Stored records:
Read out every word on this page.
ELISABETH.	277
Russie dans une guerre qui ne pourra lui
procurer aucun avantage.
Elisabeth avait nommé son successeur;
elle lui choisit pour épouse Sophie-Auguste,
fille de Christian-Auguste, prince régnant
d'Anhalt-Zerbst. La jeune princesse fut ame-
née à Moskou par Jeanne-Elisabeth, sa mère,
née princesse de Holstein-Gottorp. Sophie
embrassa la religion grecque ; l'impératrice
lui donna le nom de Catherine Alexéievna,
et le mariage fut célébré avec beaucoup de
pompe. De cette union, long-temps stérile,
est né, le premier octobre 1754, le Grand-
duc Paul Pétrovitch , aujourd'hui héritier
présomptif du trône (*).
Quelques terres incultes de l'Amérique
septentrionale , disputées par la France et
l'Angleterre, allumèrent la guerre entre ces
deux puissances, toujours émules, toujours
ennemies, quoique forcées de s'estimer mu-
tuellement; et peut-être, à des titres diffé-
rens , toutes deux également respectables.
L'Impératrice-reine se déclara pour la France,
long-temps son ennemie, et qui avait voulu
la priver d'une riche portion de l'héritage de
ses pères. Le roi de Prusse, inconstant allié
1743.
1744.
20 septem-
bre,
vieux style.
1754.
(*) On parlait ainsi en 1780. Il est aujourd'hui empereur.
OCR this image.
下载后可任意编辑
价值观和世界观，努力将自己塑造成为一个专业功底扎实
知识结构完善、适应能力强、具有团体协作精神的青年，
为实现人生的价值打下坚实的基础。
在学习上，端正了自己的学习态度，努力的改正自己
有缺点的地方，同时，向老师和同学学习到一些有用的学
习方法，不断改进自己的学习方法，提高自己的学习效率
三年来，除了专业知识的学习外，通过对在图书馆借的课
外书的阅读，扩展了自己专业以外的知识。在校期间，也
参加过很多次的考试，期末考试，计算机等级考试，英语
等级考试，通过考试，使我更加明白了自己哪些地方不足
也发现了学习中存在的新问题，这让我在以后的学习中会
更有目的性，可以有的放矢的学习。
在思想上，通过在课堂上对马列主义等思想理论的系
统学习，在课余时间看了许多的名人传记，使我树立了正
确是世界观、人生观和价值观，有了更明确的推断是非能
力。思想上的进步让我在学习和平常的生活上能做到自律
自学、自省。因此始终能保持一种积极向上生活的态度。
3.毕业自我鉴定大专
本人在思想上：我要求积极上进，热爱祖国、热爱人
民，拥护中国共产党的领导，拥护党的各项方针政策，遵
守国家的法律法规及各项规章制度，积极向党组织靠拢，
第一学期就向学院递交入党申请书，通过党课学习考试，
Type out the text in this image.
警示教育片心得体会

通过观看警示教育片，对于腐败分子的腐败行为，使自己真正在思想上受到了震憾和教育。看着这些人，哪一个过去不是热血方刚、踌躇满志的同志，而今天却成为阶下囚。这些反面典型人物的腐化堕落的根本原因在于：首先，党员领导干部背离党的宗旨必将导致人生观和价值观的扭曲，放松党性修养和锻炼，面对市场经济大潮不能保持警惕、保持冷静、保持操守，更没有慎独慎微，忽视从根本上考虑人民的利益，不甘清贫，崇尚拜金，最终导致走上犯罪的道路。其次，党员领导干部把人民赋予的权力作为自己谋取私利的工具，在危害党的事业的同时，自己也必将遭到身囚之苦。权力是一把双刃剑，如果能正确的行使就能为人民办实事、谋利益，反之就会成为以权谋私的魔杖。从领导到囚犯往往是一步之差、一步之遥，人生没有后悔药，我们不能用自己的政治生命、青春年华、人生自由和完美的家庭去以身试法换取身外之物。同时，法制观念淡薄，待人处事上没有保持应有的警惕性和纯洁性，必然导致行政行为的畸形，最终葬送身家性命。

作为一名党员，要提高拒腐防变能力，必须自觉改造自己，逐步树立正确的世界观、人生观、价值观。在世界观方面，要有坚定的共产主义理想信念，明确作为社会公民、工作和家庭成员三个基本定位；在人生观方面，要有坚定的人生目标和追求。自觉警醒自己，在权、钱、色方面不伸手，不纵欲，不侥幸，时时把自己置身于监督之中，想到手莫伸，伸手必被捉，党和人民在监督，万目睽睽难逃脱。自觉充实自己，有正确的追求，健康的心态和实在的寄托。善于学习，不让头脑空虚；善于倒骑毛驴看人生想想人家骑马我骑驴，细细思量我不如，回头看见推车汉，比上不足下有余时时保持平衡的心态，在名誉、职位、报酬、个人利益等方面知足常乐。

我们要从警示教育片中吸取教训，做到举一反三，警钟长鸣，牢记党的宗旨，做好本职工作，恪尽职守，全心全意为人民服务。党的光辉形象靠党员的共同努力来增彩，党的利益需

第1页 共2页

## WHAT THIS TASK INVOLVES
Return the lines from the line containing "Type out the text in this image." to the end of the entries above, exactly as they appear and with no other output.

## THE ANSWER
Type out the text in this image.
警示教育片心得体会

通过观看警示教育片，对于腐败分子的腐败行为，使自己真正在思想上受到了震憾和教育。看着这些人，哪一个过去不是热血方刚、踌躇满志的同志，而今天却成为阶下囚。这些反面典型人物的腐化堕落的根本原因在于：首先，党员领导干部背离党的宗旨必将导致人生观和价值观的扭曲，放松党性修养和锻炼，面对市场经济大潮不能保持警惕、保持冷静、保持操守，更没有慎独慎微，忽视从根本上考虑人民的利益，不甘清贫，崇尚拜金，最终导致走上犯罪的道路。其次，党员领导干部把人民赋予的权力作为自己谋取私利的工具，在危害党的事业的同时，自己也必将遭到身囚之苦。权力是一把双刃剑，如果能正确的行使就能为人民办实事、谋利益，反之就会成为以权谋私的魔杖。从领导到囚犯往往是一步之差、一步之遥，人生没有后悔药，我们不能用自己的政治生命、青春年华、人生自由和完美的家庭去以身试法换取身外之物。同时，法制观念淡薄，待人处事上没有保持应有的警惕性和纯洁性，必然导致行政行为的畸形，最终葬送身家性命。

作为一名党员，要提高拒腐防变能力，必须自觉改造自己，逐步树立正确的世界观、人生观、价值观。在世界观方面，要有坚定的共产主义理想信念，明确作为社会公民、工作和家庭成员三个基本定位；在人生观方面，要有坚定的人生目标和追求。自觉警醒自己，在权、钱、色方面不伸手，不纵欲，不侥幸，时时把自己置身于监督之中，想到手莫伸，伸手必被捉，党和人民在监督，万目睽睽难逃脱。自觉充实自己，有正确的追求，健康的心态和实在的寄托。善于学习，不让头脑空虚；善于倒骑毛驴看人生想想人家骑马我骑驴，细细思量我不如，回头看见推车汉，比上不足下有余时时保持平衡的心态，在名誉、职位、报酬、个人利益等方面知足常乐。

我们要从警示教育片中吸取教训，做到举一反三，警钟长鸣，牢记党的宗旨，做好本职工作，恪尽职守，全心全意为人民服务。党的光辉形象靠党员的共同努力来增彩，党的利益需

第1页 共2页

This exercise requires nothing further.